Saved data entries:
====
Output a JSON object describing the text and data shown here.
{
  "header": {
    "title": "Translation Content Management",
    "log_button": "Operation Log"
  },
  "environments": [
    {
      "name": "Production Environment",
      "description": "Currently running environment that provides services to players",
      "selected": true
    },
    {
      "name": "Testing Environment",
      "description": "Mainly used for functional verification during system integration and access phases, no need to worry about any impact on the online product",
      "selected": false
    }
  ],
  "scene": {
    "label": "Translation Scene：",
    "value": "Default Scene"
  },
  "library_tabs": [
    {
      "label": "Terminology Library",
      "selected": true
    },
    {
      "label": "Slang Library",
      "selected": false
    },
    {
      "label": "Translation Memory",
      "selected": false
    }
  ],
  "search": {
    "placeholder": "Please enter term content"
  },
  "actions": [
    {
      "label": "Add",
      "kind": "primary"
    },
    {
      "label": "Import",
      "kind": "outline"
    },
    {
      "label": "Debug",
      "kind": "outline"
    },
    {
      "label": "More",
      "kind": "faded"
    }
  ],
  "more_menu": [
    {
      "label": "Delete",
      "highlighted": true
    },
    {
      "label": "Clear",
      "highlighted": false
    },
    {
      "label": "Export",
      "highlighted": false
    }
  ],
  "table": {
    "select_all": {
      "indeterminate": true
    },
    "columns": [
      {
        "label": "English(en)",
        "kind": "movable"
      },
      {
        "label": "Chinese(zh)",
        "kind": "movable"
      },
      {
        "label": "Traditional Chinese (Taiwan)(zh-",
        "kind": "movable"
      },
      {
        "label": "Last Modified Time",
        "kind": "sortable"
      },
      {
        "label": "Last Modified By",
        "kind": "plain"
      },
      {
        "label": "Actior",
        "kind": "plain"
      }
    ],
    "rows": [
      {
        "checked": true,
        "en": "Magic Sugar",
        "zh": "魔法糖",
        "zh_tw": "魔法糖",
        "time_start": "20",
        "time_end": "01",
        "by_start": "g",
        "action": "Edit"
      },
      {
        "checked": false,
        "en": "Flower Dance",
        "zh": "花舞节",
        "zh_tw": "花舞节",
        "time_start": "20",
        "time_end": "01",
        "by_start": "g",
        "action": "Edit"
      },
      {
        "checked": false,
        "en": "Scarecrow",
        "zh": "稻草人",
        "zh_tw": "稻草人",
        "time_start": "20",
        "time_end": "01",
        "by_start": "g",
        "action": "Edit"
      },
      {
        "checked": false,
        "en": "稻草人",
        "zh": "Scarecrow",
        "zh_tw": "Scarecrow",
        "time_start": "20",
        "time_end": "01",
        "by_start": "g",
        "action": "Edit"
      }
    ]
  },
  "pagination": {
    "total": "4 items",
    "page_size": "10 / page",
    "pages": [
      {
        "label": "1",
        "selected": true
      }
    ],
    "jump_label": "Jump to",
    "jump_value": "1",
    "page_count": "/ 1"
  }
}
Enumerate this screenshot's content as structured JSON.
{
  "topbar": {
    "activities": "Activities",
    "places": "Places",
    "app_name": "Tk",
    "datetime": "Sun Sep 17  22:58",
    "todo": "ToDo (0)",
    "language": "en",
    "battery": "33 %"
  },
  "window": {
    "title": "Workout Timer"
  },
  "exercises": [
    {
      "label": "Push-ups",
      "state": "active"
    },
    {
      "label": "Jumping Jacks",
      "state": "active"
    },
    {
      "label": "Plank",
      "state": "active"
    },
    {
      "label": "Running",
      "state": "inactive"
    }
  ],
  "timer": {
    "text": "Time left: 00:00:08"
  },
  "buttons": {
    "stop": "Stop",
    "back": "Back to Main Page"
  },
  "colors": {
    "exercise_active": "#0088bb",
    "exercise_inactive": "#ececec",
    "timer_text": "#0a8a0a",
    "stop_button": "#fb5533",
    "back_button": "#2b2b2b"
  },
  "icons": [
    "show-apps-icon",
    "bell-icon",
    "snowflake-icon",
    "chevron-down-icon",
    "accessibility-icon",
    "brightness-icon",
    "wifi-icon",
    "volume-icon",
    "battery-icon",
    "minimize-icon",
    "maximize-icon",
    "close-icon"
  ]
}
====
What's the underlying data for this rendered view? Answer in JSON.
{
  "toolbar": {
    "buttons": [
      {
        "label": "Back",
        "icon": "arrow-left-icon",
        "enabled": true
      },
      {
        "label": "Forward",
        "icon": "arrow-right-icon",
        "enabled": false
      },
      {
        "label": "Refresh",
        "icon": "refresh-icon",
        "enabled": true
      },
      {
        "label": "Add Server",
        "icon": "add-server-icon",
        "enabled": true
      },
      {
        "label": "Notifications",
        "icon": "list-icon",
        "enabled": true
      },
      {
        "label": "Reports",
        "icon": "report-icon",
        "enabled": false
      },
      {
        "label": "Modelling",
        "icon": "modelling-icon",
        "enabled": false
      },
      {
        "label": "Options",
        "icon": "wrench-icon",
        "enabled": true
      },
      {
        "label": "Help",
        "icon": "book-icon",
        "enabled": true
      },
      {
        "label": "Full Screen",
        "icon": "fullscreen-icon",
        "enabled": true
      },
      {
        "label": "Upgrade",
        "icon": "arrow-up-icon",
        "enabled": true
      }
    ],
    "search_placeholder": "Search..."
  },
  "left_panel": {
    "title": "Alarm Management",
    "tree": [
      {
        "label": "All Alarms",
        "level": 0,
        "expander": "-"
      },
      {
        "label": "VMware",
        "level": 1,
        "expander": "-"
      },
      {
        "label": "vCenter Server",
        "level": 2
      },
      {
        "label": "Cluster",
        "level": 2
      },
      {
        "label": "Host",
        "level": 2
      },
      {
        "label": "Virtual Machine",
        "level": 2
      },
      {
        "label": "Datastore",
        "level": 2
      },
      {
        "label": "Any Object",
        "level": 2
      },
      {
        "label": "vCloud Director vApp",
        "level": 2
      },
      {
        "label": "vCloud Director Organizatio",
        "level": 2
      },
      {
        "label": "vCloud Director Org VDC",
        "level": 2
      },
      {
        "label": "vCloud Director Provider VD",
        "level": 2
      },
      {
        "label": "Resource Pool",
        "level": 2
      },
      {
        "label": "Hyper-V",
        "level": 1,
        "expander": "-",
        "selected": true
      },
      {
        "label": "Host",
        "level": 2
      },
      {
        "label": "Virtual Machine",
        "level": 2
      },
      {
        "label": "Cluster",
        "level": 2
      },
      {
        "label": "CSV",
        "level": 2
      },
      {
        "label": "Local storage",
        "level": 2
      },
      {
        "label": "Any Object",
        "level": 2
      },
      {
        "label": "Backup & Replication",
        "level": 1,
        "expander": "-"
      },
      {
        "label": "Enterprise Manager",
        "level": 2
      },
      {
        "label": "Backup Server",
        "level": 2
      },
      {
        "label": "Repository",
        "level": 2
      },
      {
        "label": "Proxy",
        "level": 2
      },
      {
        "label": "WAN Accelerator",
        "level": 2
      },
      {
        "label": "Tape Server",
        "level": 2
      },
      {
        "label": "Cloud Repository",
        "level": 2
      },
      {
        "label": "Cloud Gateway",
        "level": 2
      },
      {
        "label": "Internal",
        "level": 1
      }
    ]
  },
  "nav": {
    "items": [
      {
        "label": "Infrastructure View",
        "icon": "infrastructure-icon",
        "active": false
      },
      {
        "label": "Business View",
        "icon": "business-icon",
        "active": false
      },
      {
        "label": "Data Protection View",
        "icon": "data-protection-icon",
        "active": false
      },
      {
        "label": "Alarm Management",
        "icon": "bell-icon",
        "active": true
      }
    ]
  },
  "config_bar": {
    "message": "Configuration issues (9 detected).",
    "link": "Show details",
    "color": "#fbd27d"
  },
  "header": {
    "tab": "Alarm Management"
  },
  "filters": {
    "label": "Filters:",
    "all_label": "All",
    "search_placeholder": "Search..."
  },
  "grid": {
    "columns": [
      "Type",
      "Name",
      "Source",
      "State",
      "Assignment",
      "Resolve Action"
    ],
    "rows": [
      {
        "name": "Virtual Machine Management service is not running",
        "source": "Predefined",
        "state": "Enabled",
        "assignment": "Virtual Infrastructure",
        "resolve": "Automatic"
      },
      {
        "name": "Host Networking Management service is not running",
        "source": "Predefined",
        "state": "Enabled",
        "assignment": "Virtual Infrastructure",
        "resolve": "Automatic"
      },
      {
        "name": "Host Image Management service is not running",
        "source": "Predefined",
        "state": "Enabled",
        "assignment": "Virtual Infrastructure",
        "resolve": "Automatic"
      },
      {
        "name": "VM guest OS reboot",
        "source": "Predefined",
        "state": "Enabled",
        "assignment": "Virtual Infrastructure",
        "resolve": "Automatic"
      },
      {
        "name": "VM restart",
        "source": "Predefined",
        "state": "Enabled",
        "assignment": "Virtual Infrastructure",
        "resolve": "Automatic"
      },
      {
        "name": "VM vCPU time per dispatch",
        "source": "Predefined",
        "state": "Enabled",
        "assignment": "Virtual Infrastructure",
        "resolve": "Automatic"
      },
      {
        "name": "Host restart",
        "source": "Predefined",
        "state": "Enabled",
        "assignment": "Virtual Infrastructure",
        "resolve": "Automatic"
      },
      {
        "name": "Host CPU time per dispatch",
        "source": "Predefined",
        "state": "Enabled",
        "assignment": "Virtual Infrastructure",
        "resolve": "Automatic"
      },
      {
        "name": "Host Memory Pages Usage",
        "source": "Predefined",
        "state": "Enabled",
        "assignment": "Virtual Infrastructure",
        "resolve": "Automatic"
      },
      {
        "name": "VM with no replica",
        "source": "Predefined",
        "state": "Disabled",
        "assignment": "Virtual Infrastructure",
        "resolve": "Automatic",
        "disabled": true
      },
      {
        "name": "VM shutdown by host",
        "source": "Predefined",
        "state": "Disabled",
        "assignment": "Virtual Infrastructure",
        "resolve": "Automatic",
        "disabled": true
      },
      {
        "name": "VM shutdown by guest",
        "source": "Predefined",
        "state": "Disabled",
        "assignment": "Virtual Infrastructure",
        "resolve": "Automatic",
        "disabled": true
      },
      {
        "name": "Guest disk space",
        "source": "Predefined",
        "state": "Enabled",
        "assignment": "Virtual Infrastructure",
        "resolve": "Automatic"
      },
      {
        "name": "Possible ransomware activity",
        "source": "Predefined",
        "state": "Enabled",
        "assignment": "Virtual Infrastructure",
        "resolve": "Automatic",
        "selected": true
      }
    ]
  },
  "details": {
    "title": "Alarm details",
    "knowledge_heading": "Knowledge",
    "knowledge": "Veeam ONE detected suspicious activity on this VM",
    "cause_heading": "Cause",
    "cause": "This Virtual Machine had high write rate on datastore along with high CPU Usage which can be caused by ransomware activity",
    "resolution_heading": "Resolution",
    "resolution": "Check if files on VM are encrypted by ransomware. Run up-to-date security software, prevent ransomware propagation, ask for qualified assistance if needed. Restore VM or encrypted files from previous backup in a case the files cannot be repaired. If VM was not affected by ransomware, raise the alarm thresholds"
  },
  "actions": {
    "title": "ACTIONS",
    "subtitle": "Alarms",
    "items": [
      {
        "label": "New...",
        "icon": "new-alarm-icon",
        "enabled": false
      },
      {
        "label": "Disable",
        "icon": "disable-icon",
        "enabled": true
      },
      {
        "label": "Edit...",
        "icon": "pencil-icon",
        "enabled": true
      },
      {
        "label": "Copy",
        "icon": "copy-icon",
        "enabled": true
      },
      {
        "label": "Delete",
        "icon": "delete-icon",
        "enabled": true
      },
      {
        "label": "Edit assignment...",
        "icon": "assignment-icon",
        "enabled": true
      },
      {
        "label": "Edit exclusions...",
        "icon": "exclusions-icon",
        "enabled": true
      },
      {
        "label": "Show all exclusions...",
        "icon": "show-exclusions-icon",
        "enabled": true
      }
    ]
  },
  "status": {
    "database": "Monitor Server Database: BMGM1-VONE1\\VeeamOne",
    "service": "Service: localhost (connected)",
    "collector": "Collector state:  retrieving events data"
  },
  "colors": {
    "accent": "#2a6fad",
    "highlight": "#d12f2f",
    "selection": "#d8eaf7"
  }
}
====
INSTRUCTIONS FOR THE TASK | From the listing above, copy out each line where the word "Repository" appears.

SOLUTION TO THIS TASK |
        "label": "Repository",
        "label": "Cloud Repository",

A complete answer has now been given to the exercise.